Requirement: Could you give the data below again, exactly and completely?

Records provided:
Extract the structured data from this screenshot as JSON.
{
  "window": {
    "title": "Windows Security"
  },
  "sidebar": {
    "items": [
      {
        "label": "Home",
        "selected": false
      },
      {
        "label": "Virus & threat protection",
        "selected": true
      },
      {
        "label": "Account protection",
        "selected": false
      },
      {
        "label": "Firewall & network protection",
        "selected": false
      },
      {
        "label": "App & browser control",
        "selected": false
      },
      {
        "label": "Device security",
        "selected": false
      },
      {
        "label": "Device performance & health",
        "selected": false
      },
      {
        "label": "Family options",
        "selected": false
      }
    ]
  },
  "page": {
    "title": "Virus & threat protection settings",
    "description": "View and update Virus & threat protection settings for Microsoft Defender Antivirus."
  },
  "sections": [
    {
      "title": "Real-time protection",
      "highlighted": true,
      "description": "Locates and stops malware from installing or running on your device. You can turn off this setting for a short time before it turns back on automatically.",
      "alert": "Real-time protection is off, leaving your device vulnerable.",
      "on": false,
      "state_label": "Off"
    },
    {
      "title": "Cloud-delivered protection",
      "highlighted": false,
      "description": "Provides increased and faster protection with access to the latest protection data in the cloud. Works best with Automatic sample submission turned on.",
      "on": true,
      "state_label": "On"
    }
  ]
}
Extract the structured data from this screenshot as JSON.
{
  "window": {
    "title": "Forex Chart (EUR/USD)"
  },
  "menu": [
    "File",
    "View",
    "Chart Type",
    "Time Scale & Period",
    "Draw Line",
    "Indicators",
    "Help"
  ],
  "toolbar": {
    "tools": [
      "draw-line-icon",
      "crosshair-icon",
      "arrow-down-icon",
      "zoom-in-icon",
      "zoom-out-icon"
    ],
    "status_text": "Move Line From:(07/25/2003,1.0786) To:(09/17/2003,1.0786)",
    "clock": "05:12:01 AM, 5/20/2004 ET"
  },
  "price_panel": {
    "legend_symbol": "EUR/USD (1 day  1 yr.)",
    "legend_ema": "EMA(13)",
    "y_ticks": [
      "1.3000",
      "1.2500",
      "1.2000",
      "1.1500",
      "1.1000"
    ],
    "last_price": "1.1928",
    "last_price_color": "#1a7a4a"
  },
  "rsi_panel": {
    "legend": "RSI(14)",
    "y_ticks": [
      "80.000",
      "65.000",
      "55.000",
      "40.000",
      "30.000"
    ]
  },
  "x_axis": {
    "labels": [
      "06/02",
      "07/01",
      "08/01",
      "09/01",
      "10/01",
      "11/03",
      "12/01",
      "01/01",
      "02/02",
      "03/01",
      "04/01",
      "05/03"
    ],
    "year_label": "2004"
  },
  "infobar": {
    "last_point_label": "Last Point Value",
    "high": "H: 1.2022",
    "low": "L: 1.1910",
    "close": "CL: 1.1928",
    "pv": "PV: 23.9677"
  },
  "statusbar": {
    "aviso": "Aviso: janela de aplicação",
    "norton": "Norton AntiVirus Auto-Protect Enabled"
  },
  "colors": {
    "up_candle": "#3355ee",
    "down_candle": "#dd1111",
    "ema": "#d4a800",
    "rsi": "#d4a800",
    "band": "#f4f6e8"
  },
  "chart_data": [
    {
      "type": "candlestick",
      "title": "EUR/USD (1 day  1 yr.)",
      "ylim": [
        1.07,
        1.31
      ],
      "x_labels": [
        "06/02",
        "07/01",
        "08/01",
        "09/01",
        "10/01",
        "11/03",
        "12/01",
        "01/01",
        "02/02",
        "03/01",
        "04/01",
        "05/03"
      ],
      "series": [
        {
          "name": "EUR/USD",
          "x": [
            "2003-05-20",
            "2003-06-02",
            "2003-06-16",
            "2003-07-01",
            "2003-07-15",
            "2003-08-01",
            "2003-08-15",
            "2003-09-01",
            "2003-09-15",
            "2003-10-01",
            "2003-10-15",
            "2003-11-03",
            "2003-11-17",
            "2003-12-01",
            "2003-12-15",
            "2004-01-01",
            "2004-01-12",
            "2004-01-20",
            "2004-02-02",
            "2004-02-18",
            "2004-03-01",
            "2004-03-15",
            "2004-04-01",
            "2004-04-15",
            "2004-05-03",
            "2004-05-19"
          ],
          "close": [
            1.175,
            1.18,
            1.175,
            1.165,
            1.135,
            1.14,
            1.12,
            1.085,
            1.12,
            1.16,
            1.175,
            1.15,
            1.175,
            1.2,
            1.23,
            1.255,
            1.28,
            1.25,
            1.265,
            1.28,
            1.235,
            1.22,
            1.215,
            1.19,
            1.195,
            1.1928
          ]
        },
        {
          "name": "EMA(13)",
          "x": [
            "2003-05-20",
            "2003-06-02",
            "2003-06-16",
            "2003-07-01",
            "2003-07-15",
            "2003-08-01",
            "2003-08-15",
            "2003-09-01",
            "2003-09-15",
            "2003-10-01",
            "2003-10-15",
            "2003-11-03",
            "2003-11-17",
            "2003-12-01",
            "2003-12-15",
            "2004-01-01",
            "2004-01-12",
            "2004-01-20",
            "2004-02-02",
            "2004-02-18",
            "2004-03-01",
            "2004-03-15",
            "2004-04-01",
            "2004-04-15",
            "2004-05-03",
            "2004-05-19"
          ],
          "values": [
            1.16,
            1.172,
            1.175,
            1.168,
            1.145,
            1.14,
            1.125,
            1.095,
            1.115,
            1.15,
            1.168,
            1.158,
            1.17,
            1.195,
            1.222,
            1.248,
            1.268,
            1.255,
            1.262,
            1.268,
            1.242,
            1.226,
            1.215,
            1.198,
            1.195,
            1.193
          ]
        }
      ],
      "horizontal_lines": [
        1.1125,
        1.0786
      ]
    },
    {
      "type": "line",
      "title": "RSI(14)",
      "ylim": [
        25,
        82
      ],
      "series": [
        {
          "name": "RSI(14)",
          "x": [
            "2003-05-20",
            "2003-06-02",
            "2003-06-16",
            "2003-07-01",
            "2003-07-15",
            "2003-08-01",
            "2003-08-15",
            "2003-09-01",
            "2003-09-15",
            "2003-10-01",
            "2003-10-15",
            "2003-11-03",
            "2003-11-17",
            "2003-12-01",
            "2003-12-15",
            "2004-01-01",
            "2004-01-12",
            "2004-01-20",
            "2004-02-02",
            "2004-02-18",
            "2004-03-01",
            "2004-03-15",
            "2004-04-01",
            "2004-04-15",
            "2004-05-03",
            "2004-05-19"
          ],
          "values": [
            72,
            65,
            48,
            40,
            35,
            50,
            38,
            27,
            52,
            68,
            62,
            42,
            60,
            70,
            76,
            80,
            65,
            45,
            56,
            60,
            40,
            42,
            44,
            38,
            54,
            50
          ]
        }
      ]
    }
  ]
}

Answer box:
Extract the structured data from this screenshot as JSON.
{
  "window": {
    "title": "Windows Security"
  },
  "sidebar": {
    "items": [
      {
        "label": "Home",
        "selected": false
      },
      {
        "label": "Virus & threat protection",
        "selected": true
      },
      {
        "label": "Account protection",
        "selected": false
      },
      {
        "label": "Firewall & network protection",
        "selected": false
      },
      {
        "label": "App & browser control",
        "selected": false
      },
      {
        "label": "Device security",
        "selected": false
      },
      {
        "label": "Device performance & health",
        "selected": false
      },
      {
        "label": "Family options",
        "selected": false
      }
    ]
  },
  "page": {
    "title": "Virus & threat protection settings",
    "description": "View and update Virus & threat protection settings for Microsoft Defender Antivirus."
  },
  "sections": [
    {
      "title": "Real-time protection",
      "highlighted": true,
      "description": "Locates and stops malware from installing or running on your device. You can turn off this setting for a short time before it turns back on automatically.",
      "alert": "Real-time protection is off, leaving your device vulnerable.",
      "on": false,
      "state_label": "Off"
    },
    {
      "title": "Cloud-delivered protection",
      "highlighted": false,
      "description": "Provides increased and faster protection with access to the latest protection data in the cloud. Works best with Automatic sample submission turned on.",
      "on": true,
      "state_label": "On"
    }
  ]
}
Extract the structured data from this screenshot as JSON.
{
  "window": {
    "title": "Forex Chart (EUR/USD)"
  },
  "menu": [
    "File",
    "View",
    "Chart Type",
    "Time Scale & Period",
    "Draw Line",
    "Indicators",
    "Help"
  ],
  "toolbar": {
    "tools": [
      "draw-line-icon",
      "crosshair-icon",
      "arrow-down-icon",
      "zoom-in-icon",
      "zoom-out-icon"
    ],
    "status_text": "Move Line From:(07/25/2003,1.0786) To:(09/17/2003,1.0786)",
    "clock": "05:12:01 AM, 5/20/2004 ET"
  },
  "price_panel": {
    "legend_symbol": "EUR/USD (1 day  1 yr.)",
    "legend_ema": "EMA(13)",
    "y_ticks": [
      "1.3000",
      "1.2500",
      "1.2000",
      "1.1500",
      "1.1000"
    ],
    "last_price": "1.1928",
    "last_price_color": "#1a7a4a"
  },
  "rsi_panel": {
    "legend": "RSI(14)",
    "y_ticks": [
      "80.000",
      "65.000",
      "55.000",
      "40.000",
      "30.000"
    ]
  },
  "x_axis": {
    "labels": [
      "06/02",
      "07/01",
      "08/01",
      "09/01",
      "10/01",
      "11/03",
      "12/01",
      "01/01",
      "02/02",
      "03/01",
      "04/01",
      "05/03"
    ],
    "year_label": "2004"
  },
  "infobar": {
    "last_point_label": "Last Point Value",
    "high": "H: 1.2022",
    "low": "L: 1.1910",
    "close": "CL: 1.1928",
    "pv": "PV: 23.9677"
  },
  "statusbar": {
    "aviso": "Aviso: janela de aplicação",
    "norton": "Norton AntiVirus Auto-Protect Enabled"
  },
  "colors": {
    "up_candle": "#3355ee",
    "down_candle": "#dd1111",
    "ema": "#d4a800",
    "rsi": "#d4a800",
    "band": "#f4f6e8"
  },
  "chart_data": [
    {
      "type": "candlestick",
      "title": "EUR/USD (1 day  1 yr.)",
      "ylim": [
        1.07,
        1.31
      ],
      "x_labels": [
        "06/02",
        "07/01",
        "08/01",
        "09/01",
        "10/01",
        "11/03",
        "12/01",
        "01/01",
        "02/02",
        "03/01",
        "04/01",
        "05/03"
      ],
      "series": [
        {
          "name": "EUR/USD",
          "x": [
            "2003-05-20",
            "2003-06-02",
            "2003-06-16",
            "2003-07-01",
            "2003-07-15",
            "2003-08-01",
            "2003-08-15",
            "2003-09-01",
            "2003-09-15",
            "2003-10-01",
            "2003-10-15",
            "2003-11-03",
            "2003-11-17",
            "2003-12-01",
            "2003-12-15",
            "2004-01-01",
            "2004-01-12",
            "2004-01-20",
            "2004-02-02",
            "2004-02-18",
            "2004-03-01",
            "2004-03-15",
            "2004-04-01",
            "2004-04-15",
            "2004-05-03",
            "2004-05-19"
          ],
          "close": [
            1.175,
            1.18,
            1.175,
            1.165,
            1.135,
            1.14,
            1.12,
            1.085,
            1.12,
            1.16,
            1.175,
            1.15,
            1.175,
            1.2,
            1.23,
            1.255,
            1.28,
            1.25,
            1.265,
            1.28,
            1.235,
            1.22,
            1.215,
            1.19,
            1.195,
            1.1928
          ]
        },
        {
          "name": "EMA(13)",
          "x": [
            "2003-05-20",
            "2003-06-02",
            "2003-06-16",
            "2003-07-01",
            "2003-07-15",
            "2003-08-01",
            "2003-08-15",
            "2003-09-01",
            "2003-09-15",
            "2003-10-01",
            "2003-10-15",
            "2003-11-03",
            "2003-11-17",
            "2003-12-01",
            "2003-12-15",
            "2004-01-01",
            "2004-01-12",
            "2004-01-20",
            "2004-02-02",
            "2004-02-18",
            "2004-03-01",
            "2004-03-15",
            "2004-04-01",
            "2004-04-15",
            "2004-05-03",
            "2004-05-19"
          ],
          "values": [
            1.16,
            1.172,
            1.175,
            1.168,
            1.145,
            1.14,
            1.125,
            1.095,
            1.115,
            1.15,
            1.168,
            1.158,
            1.17,
            1.195,
            1.222,
            1.248,
            1.268,
            1.255,
            1.262,
            1.268,
            1.242,
            1.226,
            1.215,
            1.198,
            1.195,
            1.193
          ]
        }
      ],
      "horizontal_lines": [
        1.1125,
        1.0786
      ]
    },
    {
      "type": "line",
      "title": "RSI(14)",
      "ylim": [
        25,
        82
      ],
      "series": [
        {
          "name": "RSI(14)",
          "x": [
            "2003-05-20",
            "2003-06-02",
            "2003-06-16",
            "2003-07-01",
            "2003-07-15",
            "2003-08-01",
            "2003-08-15",
            "2003-09-01",
            "2003-09-15",
            "2003-10-01",
            "2003-10-15",
            "2003-11-03",
            "2003-11-17",
            "2003-12-01",
            "2003-12-15",
            "2004-01-01",
            "2004-01-12",
            "2004-01-20",
            "2004-02-02",
            "2004-02-18",
            "2004-03-01",
            "2004-03-15",
            "2004-04-01",
            "2004-04-15",
            "2004-05-03",
            "2004-05-19"
          ],
          "values": [
            72,
            65,
            48,
            40,
            35,
            50,
            38,
            27,
            52,
            68,
            62,
            42,
            60,
            70,
            76,
            80,
            65,
            45,
            56,
            60,
            40,
            42,
            44,
            38,
            54,
            50
          ]
        }
      ]
    }
  ]
}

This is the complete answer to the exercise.